Selected extract.
General
- Category: Halide
- Formula: Pb_{47}Cl_{25}(OH)_{13}O_{24}(CO_{3})(BO_{3})_{2}
- IMA symbol: Mrh
- Strunz classification: 3.DC.45
- Crystal system: Monoclinic
- Crystal class: Prismatic (2/m) (same H-M symbol)
- Space group: C2/c
- Unit cell: a = 17.372(1) Å, b = 27.9419(19) Å, c = 10.6661(6) Å; β = 93.152(5)°; Z = 2

Identification
- Color: Pale yellow
- Mohs scale hardness: 3+1⁄2
- Luster: Vitreous, resinous
- Streak: White
- Optical properties: Biaxial
- Refractive index: n_{α} = 2.190 n_{γ} = 2.280
- Birefringence: δ = 0.090

= Mereheadite =

Mereheadite is a rare oxychloride that can be found with Mendipite at Merehead quarry, Cranmore, Somerset, in the United Kingdom.

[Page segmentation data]
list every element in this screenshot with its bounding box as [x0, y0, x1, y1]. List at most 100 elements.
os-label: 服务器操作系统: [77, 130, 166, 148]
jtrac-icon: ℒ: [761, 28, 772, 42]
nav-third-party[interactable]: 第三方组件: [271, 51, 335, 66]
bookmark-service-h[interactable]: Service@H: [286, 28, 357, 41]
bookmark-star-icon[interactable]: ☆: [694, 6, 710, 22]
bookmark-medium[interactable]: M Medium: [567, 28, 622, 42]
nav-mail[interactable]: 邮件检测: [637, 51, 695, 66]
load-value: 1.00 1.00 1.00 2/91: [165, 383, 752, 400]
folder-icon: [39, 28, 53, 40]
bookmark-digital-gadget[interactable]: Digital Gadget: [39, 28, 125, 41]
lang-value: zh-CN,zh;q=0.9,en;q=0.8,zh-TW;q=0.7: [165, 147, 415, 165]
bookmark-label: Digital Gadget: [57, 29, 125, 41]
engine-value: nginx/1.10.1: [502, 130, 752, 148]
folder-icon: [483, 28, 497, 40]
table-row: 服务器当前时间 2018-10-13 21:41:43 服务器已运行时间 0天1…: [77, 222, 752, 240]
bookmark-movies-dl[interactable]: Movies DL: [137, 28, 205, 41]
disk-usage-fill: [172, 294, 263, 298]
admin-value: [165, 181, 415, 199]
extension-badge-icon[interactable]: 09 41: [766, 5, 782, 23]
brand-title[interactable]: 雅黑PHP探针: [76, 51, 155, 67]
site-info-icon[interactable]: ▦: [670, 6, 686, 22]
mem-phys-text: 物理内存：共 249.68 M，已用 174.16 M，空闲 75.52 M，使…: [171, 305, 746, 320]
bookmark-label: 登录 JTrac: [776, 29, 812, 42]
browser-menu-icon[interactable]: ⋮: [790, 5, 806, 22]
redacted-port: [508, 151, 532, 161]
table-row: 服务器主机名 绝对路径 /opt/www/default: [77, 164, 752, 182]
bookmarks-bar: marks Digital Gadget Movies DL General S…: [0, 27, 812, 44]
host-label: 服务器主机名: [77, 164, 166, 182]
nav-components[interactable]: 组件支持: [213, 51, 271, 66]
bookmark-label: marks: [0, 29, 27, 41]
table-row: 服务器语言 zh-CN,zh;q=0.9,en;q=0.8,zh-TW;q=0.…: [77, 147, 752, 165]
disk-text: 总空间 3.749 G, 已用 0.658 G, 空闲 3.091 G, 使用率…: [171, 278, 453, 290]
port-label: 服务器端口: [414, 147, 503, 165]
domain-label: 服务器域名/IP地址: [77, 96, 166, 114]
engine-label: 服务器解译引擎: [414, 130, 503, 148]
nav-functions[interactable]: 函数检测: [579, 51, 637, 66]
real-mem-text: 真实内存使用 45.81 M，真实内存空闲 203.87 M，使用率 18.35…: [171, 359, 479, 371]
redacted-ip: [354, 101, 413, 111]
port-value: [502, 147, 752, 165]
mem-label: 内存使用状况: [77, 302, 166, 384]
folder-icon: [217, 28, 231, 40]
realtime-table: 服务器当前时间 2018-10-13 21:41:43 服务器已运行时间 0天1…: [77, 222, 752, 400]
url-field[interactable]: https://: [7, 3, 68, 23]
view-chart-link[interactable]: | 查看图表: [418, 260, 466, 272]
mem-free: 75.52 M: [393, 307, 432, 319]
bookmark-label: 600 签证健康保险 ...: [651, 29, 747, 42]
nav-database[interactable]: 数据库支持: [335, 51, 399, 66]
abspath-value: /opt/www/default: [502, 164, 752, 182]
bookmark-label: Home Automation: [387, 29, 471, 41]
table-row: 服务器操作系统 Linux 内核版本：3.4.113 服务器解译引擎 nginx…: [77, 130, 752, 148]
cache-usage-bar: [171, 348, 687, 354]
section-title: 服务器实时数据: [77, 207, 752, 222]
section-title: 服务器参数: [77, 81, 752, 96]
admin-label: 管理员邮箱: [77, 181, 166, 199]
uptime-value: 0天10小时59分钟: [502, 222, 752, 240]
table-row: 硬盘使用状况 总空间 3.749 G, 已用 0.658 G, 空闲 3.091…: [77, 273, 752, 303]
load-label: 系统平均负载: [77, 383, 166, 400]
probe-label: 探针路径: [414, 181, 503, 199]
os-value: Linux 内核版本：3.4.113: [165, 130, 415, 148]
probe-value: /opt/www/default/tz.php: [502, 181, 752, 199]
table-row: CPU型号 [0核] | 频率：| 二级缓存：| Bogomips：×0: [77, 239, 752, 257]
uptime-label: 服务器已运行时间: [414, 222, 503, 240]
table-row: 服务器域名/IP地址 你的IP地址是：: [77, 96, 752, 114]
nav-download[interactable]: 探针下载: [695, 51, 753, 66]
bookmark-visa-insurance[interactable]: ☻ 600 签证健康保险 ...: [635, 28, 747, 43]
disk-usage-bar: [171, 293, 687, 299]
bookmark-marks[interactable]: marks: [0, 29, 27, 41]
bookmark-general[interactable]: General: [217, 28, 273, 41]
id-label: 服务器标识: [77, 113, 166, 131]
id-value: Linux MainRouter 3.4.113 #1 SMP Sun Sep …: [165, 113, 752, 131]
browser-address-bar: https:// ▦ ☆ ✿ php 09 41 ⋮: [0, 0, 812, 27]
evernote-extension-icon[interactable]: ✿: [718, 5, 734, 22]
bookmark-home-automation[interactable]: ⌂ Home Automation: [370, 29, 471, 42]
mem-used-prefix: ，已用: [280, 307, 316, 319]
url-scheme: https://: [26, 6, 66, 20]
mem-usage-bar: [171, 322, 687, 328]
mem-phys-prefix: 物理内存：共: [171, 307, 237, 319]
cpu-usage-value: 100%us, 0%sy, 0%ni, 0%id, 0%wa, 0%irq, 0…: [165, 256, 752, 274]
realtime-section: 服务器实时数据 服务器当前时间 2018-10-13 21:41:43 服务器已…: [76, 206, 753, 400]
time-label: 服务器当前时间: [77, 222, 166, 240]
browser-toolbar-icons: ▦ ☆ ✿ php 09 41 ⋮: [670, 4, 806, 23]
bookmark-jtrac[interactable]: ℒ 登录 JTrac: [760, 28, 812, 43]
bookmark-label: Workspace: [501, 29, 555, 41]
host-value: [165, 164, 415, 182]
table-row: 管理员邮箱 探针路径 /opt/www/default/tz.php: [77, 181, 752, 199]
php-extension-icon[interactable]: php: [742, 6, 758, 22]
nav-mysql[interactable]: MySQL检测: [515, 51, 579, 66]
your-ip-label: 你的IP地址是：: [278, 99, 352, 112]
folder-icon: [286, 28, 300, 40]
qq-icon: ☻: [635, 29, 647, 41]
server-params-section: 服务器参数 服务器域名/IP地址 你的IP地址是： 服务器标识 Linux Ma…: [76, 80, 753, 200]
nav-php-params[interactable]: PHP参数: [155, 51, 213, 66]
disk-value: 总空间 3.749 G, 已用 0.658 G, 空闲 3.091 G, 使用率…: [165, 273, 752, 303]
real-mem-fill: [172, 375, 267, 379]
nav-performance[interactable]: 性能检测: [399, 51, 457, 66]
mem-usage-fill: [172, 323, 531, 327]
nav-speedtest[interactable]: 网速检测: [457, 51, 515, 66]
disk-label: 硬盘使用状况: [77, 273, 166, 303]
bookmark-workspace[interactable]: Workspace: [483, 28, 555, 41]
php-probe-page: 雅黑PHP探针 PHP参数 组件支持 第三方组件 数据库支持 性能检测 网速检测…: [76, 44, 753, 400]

Required tasks.
• a. What property names appear under "Identification" in the mereheadite entry? List every one.
• b. Answer these questions from the mereheadite entry:
(i) What is the IMA symbol?
(ii) What color is the mineral?
(iii) Which mineral can it be found with at Merehead quarry?
• c. Can you carry on the mereheadite entry from where it stops?

Your written answers.
• a. Color, Mohs scale hardness, Luster, Streak, Optical properties, Refractive index, Birefringence

• b.
(i) Mrh
(ii) Pale yellow
(iii) Mendipite

• c.
Most specimens are associated with calcite, mendipite or hydrous cerussite in the Manganese pods on vein two at torr works quarry (merehead quarry).
This mineral is associated with symesite which is also light yellow to orange. Symesite is found in small blotches on the calcites or mendipites; Mereheadite does not, as it is most often found in veins.